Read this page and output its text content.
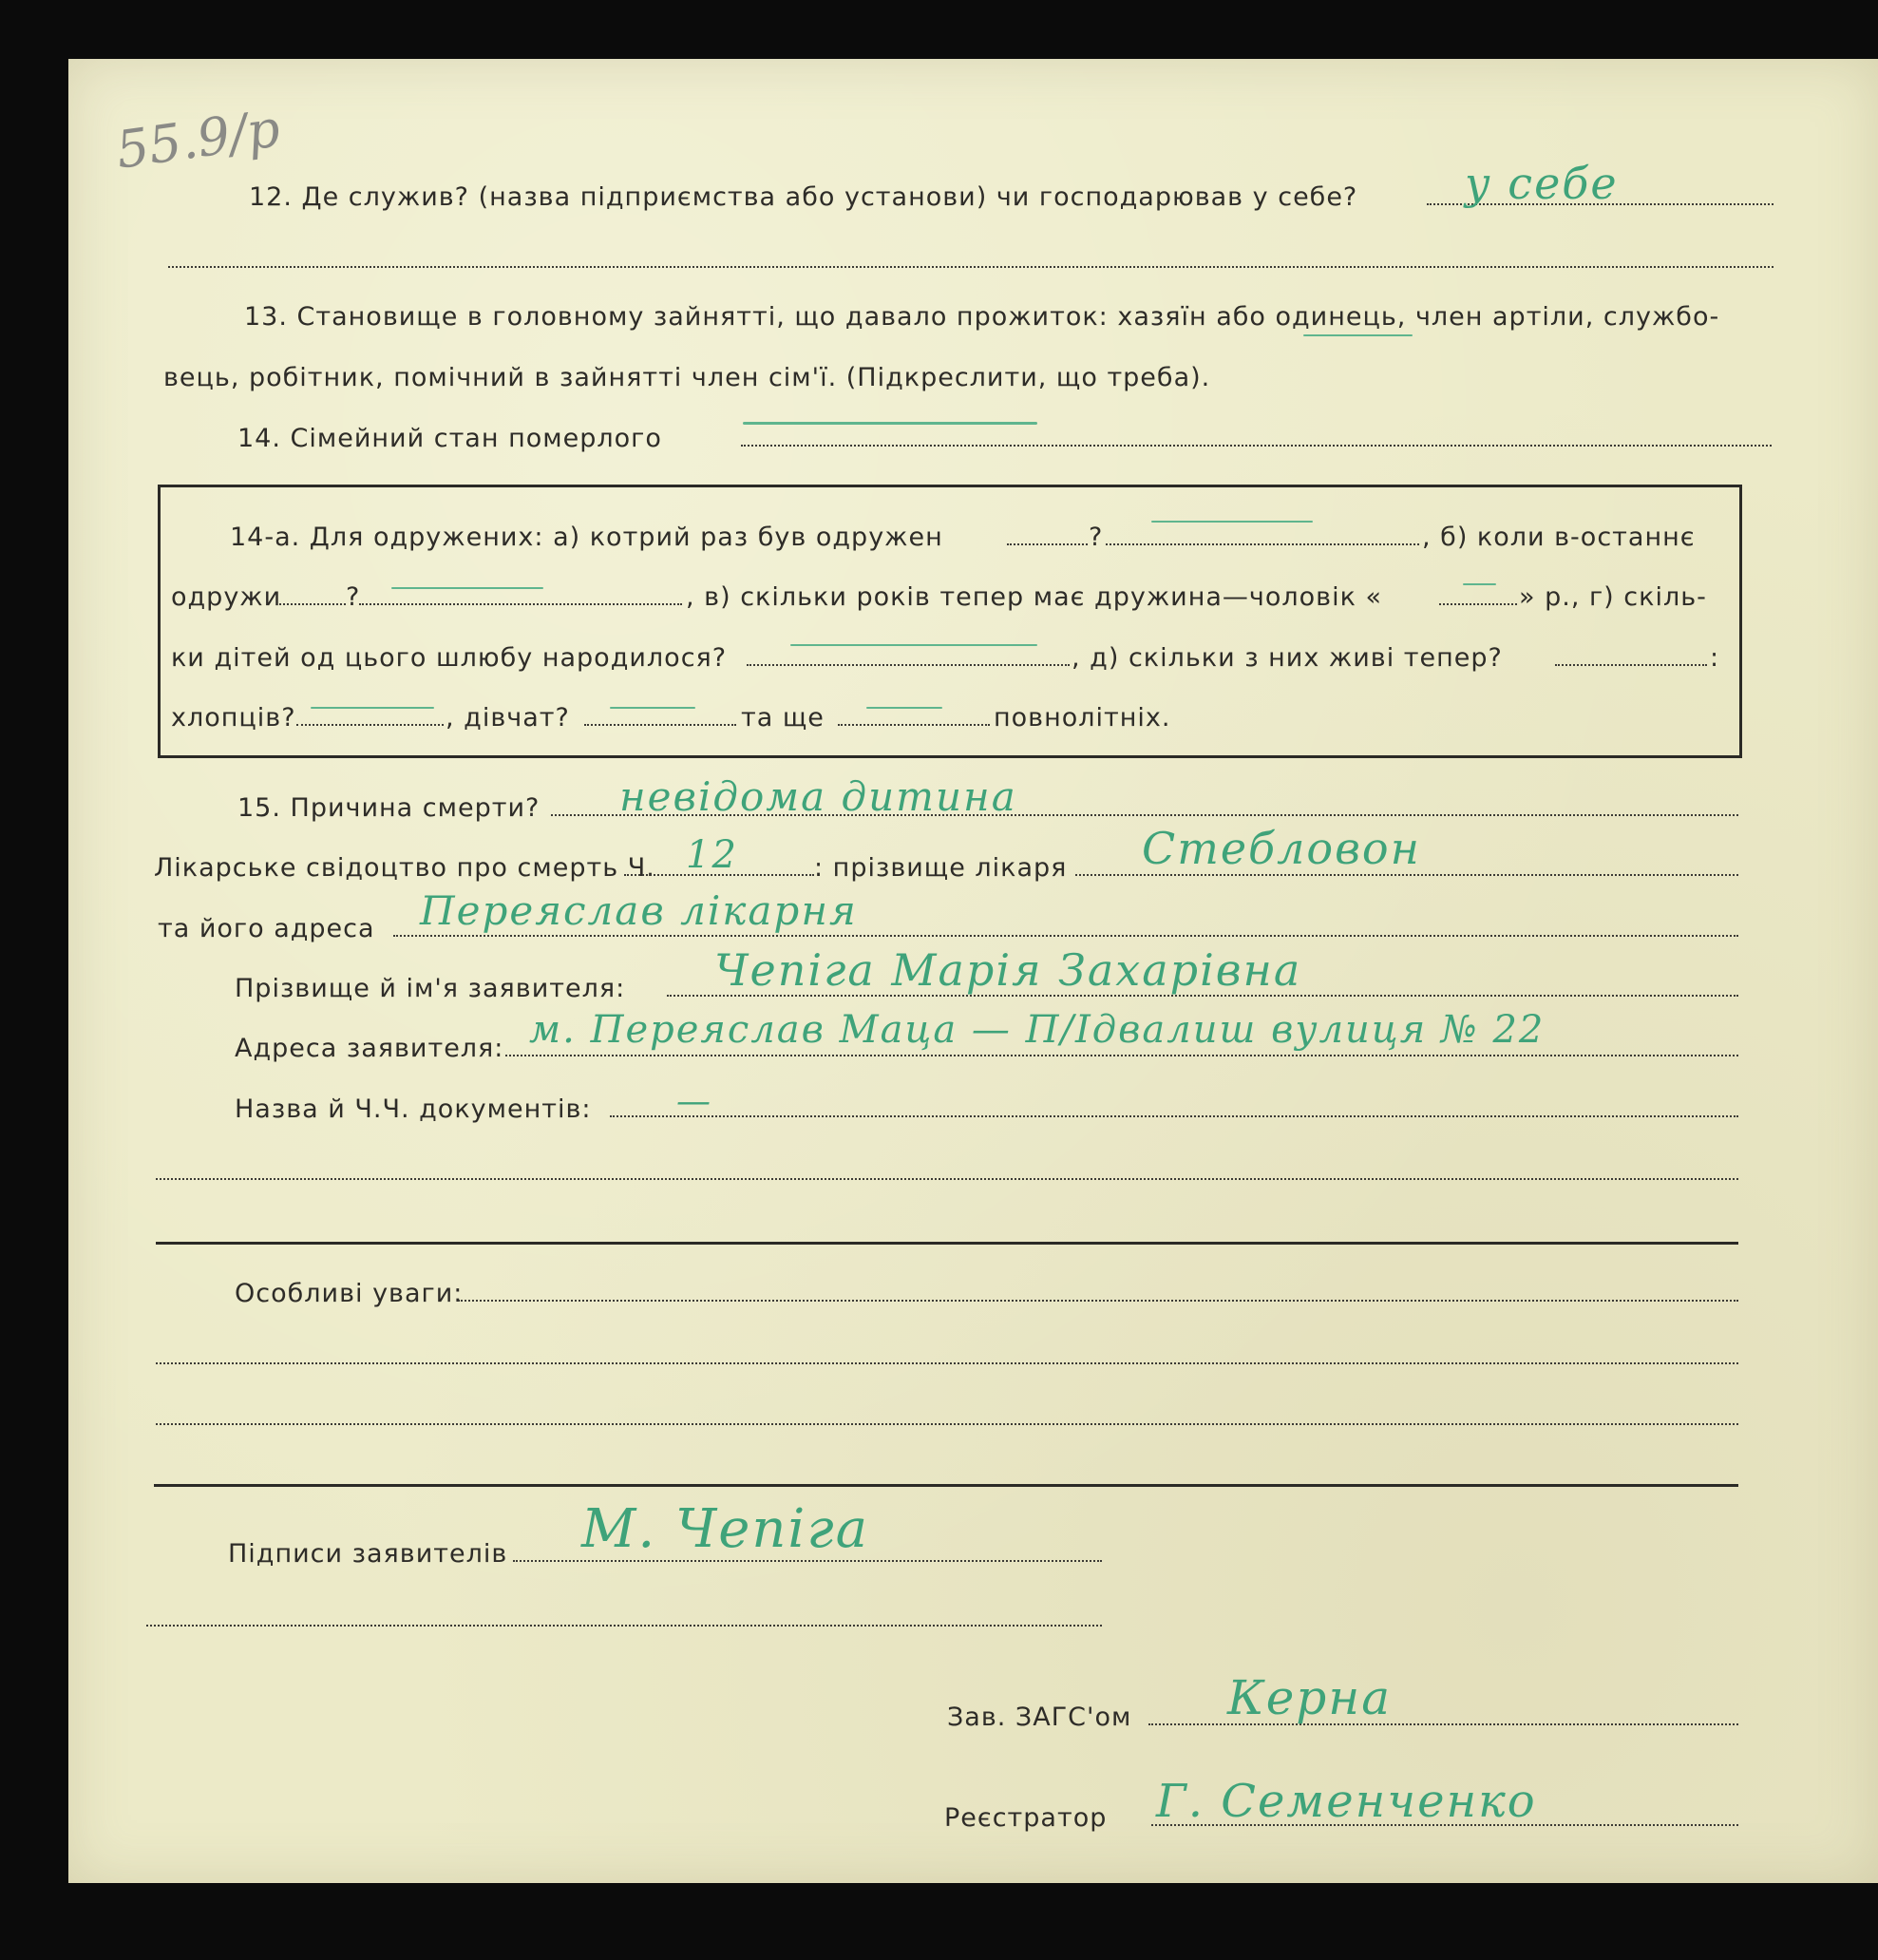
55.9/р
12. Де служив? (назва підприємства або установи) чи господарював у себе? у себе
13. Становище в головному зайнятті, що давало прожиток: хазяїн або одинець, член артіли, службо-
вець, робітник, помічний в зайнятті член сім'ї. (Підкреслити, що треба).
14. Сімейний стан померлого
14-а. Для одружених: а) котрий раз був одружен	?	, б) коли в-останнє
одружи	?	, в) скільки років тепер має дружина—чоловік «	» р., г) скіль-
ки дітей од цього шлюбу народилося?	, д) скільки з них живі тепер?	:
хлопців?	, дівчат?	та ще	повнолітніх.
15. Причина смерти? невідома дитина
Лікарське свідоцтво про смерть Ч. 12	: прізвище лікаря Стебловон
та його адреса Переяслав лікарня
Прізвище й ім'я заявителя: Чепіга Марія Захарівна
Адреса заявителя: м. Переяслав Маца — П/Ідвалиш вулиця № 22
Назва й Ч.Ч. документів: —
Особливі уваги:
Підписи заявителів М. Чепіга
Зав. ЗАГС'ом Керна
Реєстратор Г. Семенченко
----
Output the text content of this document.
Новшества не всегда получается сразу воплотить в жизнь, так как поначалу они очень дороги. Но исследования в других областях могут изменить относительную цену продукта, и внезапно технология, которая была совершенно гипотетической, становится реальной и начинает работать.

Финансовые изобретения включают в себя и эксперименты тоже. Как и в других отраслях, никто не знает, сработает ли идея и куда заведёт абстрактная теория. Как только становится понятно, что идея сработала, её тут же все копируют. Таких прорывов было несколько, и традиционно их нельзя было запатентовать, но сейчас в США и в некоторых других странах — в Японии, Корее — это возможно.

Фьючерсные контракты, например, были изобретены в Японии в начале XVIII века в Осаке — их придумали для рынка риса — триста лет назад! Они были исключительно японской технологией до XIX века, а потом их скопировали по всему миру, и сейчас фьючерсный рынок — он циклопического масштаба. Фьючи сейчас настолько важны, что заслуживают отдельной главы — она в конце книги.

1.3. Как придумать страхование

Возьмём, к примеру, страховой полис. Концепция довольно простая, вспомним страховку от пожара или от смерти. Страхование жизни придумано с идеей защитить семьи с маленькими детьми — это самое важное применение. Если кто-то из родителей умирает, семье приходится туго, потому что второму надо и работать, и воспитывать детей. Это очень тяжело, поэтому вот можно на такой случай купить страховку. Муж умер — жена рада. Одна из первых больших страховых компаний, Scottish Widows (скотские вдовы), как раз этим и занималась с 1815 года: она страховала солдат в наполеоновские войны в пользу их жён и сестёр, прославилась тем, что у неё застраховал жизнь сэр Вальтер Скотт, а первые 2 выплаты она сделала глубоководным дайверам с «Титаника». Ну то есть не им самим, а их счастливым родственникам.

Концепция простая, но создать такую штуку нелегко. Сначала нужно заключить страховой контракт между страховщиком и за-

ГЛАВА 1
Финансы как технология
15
----
Determine how many lines of the listing above include the word "this", and report that number only.

2